- _What you are asked to do_
Without the images, write out all of the following entries exactly.

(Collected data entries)
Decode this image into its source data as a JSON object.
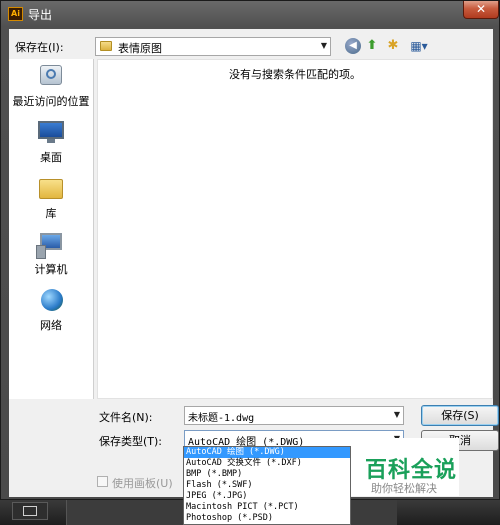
{
  "window": {
    "app_icon": "Ai",
    "title": "导出",
    "close_glyph": "✕"
  },
  "toolbar": {
    "save_in_label": "保存在(I):",
    "location": "表情原图",
    "back_icon": "back-icon",
    "up_icon": "up-folder-icon",
    "new_folder_icon": "new-folder-icon",
    "view_icon": "view-menu-icon"
  },
  "places": [
    {
      "label": "最近访问的位置",
      "icon": "recent-places-icon"
    },
    {
      "label": "桌面",
      "icon": "desktop-icon"
    },
    {
      "label": "库",
      "icon": "library-icon"
    },
    {
      "label": "计算机",
      "icon": "computer-icon"
    },
    {
      "label": "网络",
      "icon": "network-icon"
    }
  ],
  "file_list": {
    "empty_message": "没有与搜索条件匹配的项。"
  },
  "form": {
    "filename_label": "文件名(N):",
    "filename_value": "未标题-1.dwg",
    "filetype_label": "保存类型(T):",
    "filetype_value": "AutoCAD 绘图 (*.DWG)",
    "save_button": "保存(S)",
    "cancel_button": "取消",
    "use_artboards_label": "使用画板(U)"
  },
  "filetype_options": [
    "AutoCAD 绘图 (*.DWG)",
    "AutoCAD 交换文件 (*.DXF)",
    "BMP (*.BMP)",
    "Flash (*.SWF)",
    "JPEG (*.JPG)",
    "Macintosh PICT (*.PCT)",
    "Photoshop (*.PSD)"
  ],
  "selected_filetype_index": 0,
  "watermark": {
    "brand": "百科全说",
    "tagline": "助你轻松解决"
  },
  "colors": {
    "selection": "#3399ff",
    "watermark_green": "#1aa05a",
    "close_button": "#c75b3d"
  }
}
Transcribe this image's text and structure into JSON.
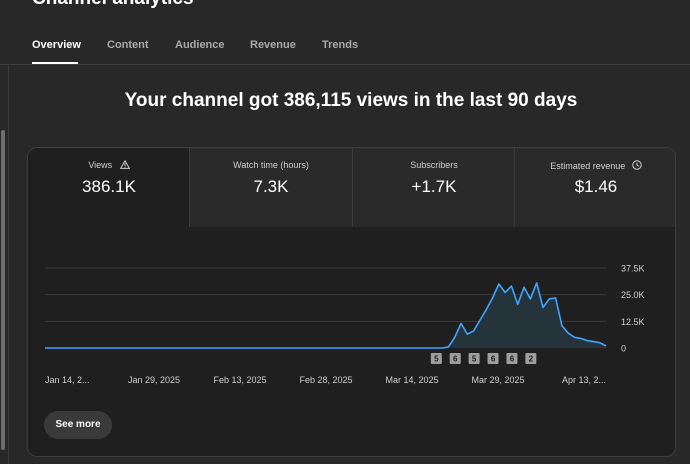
{
  "app": {
    "title": "Channel analytics"
  },
  "tabs": [
    {
      "label": "Overview",
      "active": true
    },
    {
      "label": "Content",
      "active": false
    },
    {
      "label": "Audience",
      "active": false
    },
    {
      "label": "Revenue",
      "active": false
    },
    {
      "label": "Trends",
      "active": false
    }
  ],
  "headline": "Your channel got 386,115 views in the last 90 days",
  "metrics": [
    {
      "label": "Views",
      "value": "386.1K",
      "icon": "warning-icon"
    },
    {
      "label": "Watch time (hours)",
      "value": "7.3K",
      "icon": ""
    },
    {
      "label": "Subscribers",
      "value": "+1.7K",
      "icon": ""
    },
    {
      "label": "Estimated revenue",
      "value": "$1.46",
      "icon": "clock-icon"
    }
  ],
  "see_more_label": "See more",
  "colors": {
    "line": "#3ea6ff",
    "area": "#25333a",
    "gridline": "#3a3a3a",
    "background": "#1f1f1f"
  },
  "chart_data": {
    "type": "area",
    "series": [
      {
        "values": [
          0,
          0,
          0,
          0,
          0,
          0,
          0,
          0,
          0,
          0,
          0,
          0,
          0,
          0,
          0,
          0,
          0,
          0,
          0,
          0,
          0,
          0,
          0,
          0,
          0,
          0,
          0,
          0,
          0,
          0,
          0,
          0,
          0,
          0,
          0,
          0,
          0,
          0,
          0,
          0,
          0,
          0,
          0,
          0,
          0,
          0,
          0,
          0,
          0,
          0,
          0,
          0,
          0,
          0,
          0,
          0,
          0,
          0,
          0,
          0,
          0,
          0,
          0,
          0,
          500,
          5000,
          11500,
          6500,
          8000,
          13000,
          18000,
          23500,
          30000,
          26000,
          29000,
          20500,
          28500,
          23000,
          30500,
          19000,
          23000,
          23500,
          10500,
          7000,
          5000,
          4500,
          3500,
          3000,
          2500,
          1000
        ]
      }
    ],
    "x_start": "2025-01-13",
    "x_tick_labels": [
      "Jan 14, 2...",
      "Jan 29, 2025",
      "Feb 13, 2025",
      "Feb 28, 2025",
      "Mar 14, 2025",
      "Mar 29, 2025",
      "Apr 13, 2..."
    ],
    "y_tick_labels": [
      "37.5K",
      "25.0K",
      "12.5K",
      "0"
    ],
    "ylim": [
      0,
      37500
    ],
    "grid": true,
    "markers": [
      {
        "label": "5",
        "date": "2025-03-16"
      },
      {
        "label": "6",
        "date": "2025-03-19"
      },
      {
        "label": "5",
        "date": "2025-03-22"
      },
      {
        "label": "6",
        "date": "2025-03-25"
      },
      {
        "label": "6",
        "date": "2025-03-28"
      },
      {
        "label": "2",
        "date": "2025-03-31"
      }
    ]
  }
}
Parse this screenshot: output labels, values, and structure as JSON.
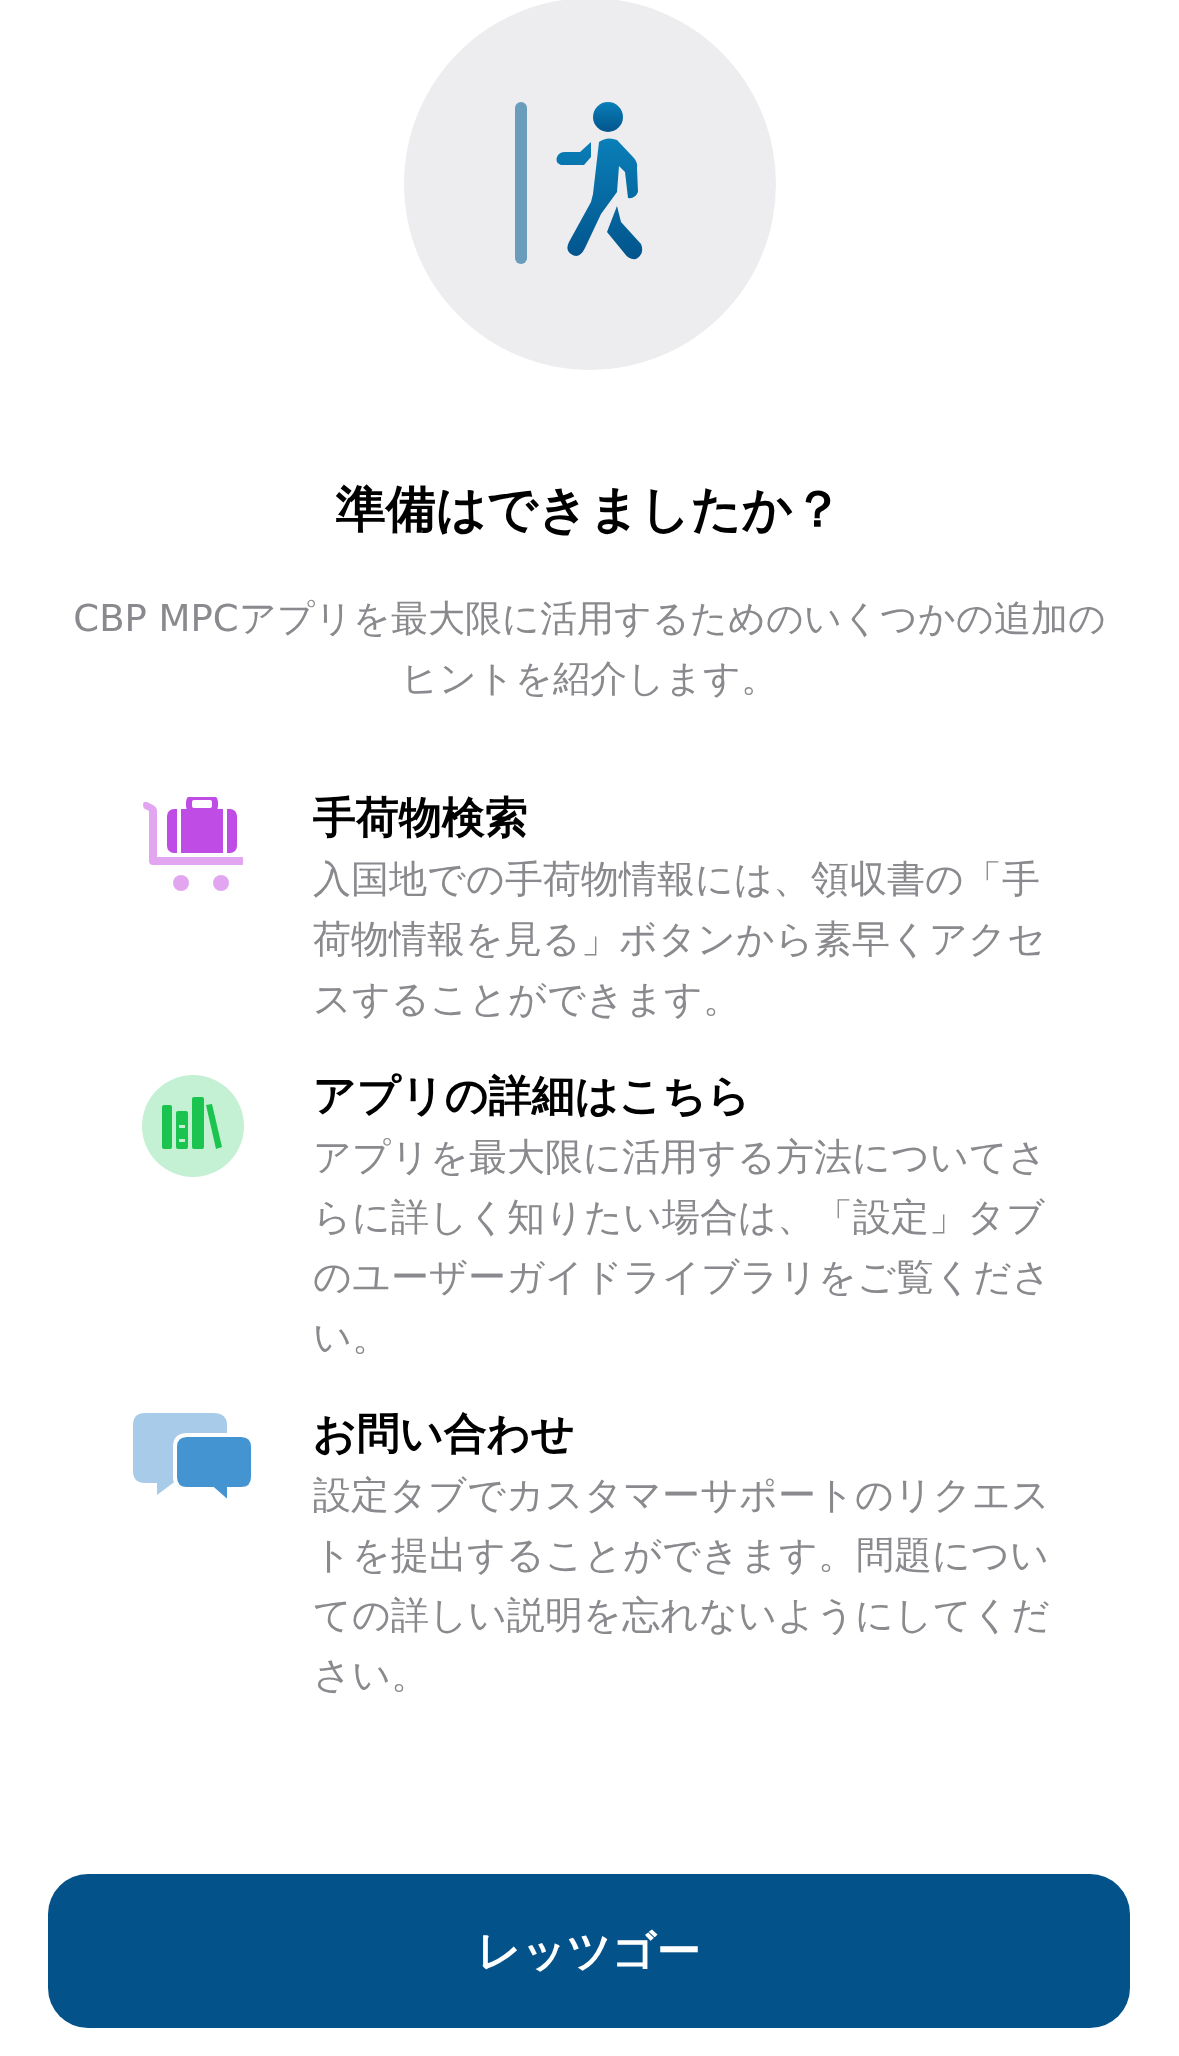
{
  "title": "準備はできましたか？",
  "subtitle": "CBP MPCアプリを最大限に活用するためのいくつかの追加のヒントを紹介します。",
  "tips": [
    {
      "kind": "luggage",
      "title": "手荷物検索",
      "body": "入国地での手荷物情報には、領収書の「手荷物情報を見る」ボタンから素早くアクセスすることができます。"
    },
    {
      "kind": "library",
      "title": "アプリの詳細はこちら",
      "body": "アプリを最大限に活用する方法についてさらに詳しく知りたい場合は、「設定」タブのユーザーガイドライブラリをご覧ください。"
    },
    {
      "kind": "chat",
      "title": "お問い合わせ",
      "body": "設定タブでカスタマーサポートのリクエストを提出することができます。問題についての詳しい説明を忘れないようにしてください。"
    }
  ],
  "button": {
    "label": "レッツゴー"
  }
}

- _Output of the exercise_
Decode this image into its source data as a JSON object.
{
  "window": {
    "app_icon": "Ai",
    "title": "导出",
    "close_glyph": "✕"
  },
  "toolbar": {
    "save_in_label": "保存在(I):",
    "location": "表情原图",
    "back_icon": "back-icon",
    "up_icon": "up-folder-icon",
    "new_folder_icon": "new-folder-icon",
    "view_icon": "view-menu-icon"
  },
  "places": [
    {
      "label": "最近访问的位置",
      "icon": "recent-places-icon"
    },
    {
      "label": "桌面",
      "icon": "desktop-icon"
    },
    {
      "label": "库",
      "icon": "library-icon"
    },
    {
      "label": "计算机",
      "icon": "computer-icon"
    },
    {
      "label": "网络",
      "icon": "network-icon"
    }
  ],
  "file_list": {
    "empty_message": "没有与搜索条件匹配的项。"
  },
  "form": {
    "filename_label": "文件名(N):",
    "filename_value": "未标题-1.dwg",
    "filetype_label": "保存类型(T):",
    "filetype_value": "AutoCAD 绘图 (*.DWG)",
    "save_button": "保存(S)",
    "cancel_button": "取消",
    "use_artboards_label": "使用画板(U)"
  },
  "filetype_options": [
    "AutoCAD 绘图 (*.DWG)",
    "AutoCAD 交换文件 (*.DXF)",
    "BMP (*.BMP)",
    "Flash (*.SWF)",
    "JPEG (*.JPG)",
    "Macintosh PICT (*.PCT)",
    "Photoshop (*.PSD)"
  ],
  "selected_filetype_index": 0,
  "watermark": {
    "brand": "百科全说",
    "tagline": "助你轻松解决"
  },
  "colors": {
    "selection": "#3399ff",
    "watermark_green": "#1aa05a",
    "close_button": "#c75b3d"
  }
}
Transcribe this image's text and structure into JSON.
{
  "app": {
    "title": "Channel analytics"
  },
  "tabs": [
    {
      "label": "Overview",
      "active": true
    },
    {
      "label": "Content",
      "active": false
    },
    {
      "label": "Audience",
      "active": false
    },
    {
      "label": "Revenue",
      "active": false
    },
    {
      "label": "Trends",
      "active": false
    }
  ],
  "headline": "Your channel got 386,115 views in the last 90 days",
  "metrics": [
    {
      "label": "Views",
      "value": "386.1K",
      "icon": "warning-icon"
    },
    {
      "label": "Watch time (hours)",
      "value": "7.3K",
      "icon": ""
    },
    {
      "label": "Subscribers",
      "value": "+1.7K",
      "icon": ""
    },
    {
      "label": "Estimated revenue",
      "value": "$1.46",
      "icon": "clock-icon"
    }
  ],
  "see_more_label": "See more",
  "colors": {
    "line": "#3ea6ff",
    "area": "#25333a",
    "gridline": "#3a3a3a",
    "background": "#1f1f1f"
  },
  "chart_data": {
    "type": "area",
    "series": [
      {
        "values": [
          0,
          0,
          0,
          0,
          0,
          0,
          0,
          0,
          0,
          0,
          0,
          0,
          0,
          0,
          0,
          0,
          0,
          0,
          0,
          0,
          0,
          0,
          0,
          0,
          0,
          0,
          0,
          0,
          0,
          0,
          0,
          0,
          0,
          0,
          0,
          0,
          0,
          0,
          0,
          0,
          0,
          0,
          0,
          0,
          0,
          0,
          0,
          0,
          0,
          0,
          0,
          0,
          0,
          0,
          0,
          0,
          0,
          0,
          0,
          0,
          0,
          0,
          0,
          0,
          500,
          5000,
          11500,
          6500,
          8000,
          13000,
          18000,
          23500,
          30000,
          26000,
          29000,
          20500,
          28500,
          23000,
          30500,
          19000,
          23000,
          23500,
          10500,
          7000,
          5000,
          4500,
          3500,
          3000,
          2500,
          1000
        ]
      }
    ],
    "x_start": "2025-01-13",
    "x_tick_labels": [
      "Jan 14, 2...",
      "Jan 29, 2025",
      "Feb 13, 2025",
      "Feb 28, 2025",
      "Mar 14, 2025",
      "Mar 29, 2025",
      "Apr 13, 2..."
    ],
    "y_tick_labels": [
      "37.5K",
      "25.0K",
      "12.5K",
      "0"
    ],
    "ylim": [
      0,
      37500
    ],
    "grid": true,
    "markers": [
      {
        "label": "5",
        "date": "2025-03-16"
      },
      {
        "label": "6",
        "date": "2025-03-19"
      },
      {
        "label": "5",
        "date": "2025-03-22"
      },
      {
        "label": "6",
        "date": "2025-03-25"
      },
      {
        "label": "6",
        "date": "2025-03-28"
      },
      {
        "label": "2",
        "date": "2025-03-31"
      }
    ]
  }
}
Parse this screenshot: output labels, values, and structure as JSON.
{
  "title": "準備はできましたか？",
  "subtitle": "CBP MPCアプリを最大限に活用するためのいくつかの追加のヒントを紹介します。",
  "tips": [
    {
      "kind": "luggage",
      "title": "手荷物検索",
      "body": "入国地での手荷物情報には、領収書の「手荷物情報を見る」ボタンから素早くアクセスすることができます。"
    },
    {
      "kind": "library",
      "title": "アプリの詳細はこちら",
      "body": "アプリを最大限に活用する方法についてさらに詳しく知りたい場合は、「設定」タブのユーザーガイドライブラリをご覧ください。"
    },
    {
      "kind": "chat",
      "title": "お問い合わせ",
      "body": "設定タブでカスタマーサポートのリクエストを提出することができます。問題についての詳しい説明を忘れないようにしてください。"
    }
  ],
  "button": {
    "label": "レッツゴー"
  }
}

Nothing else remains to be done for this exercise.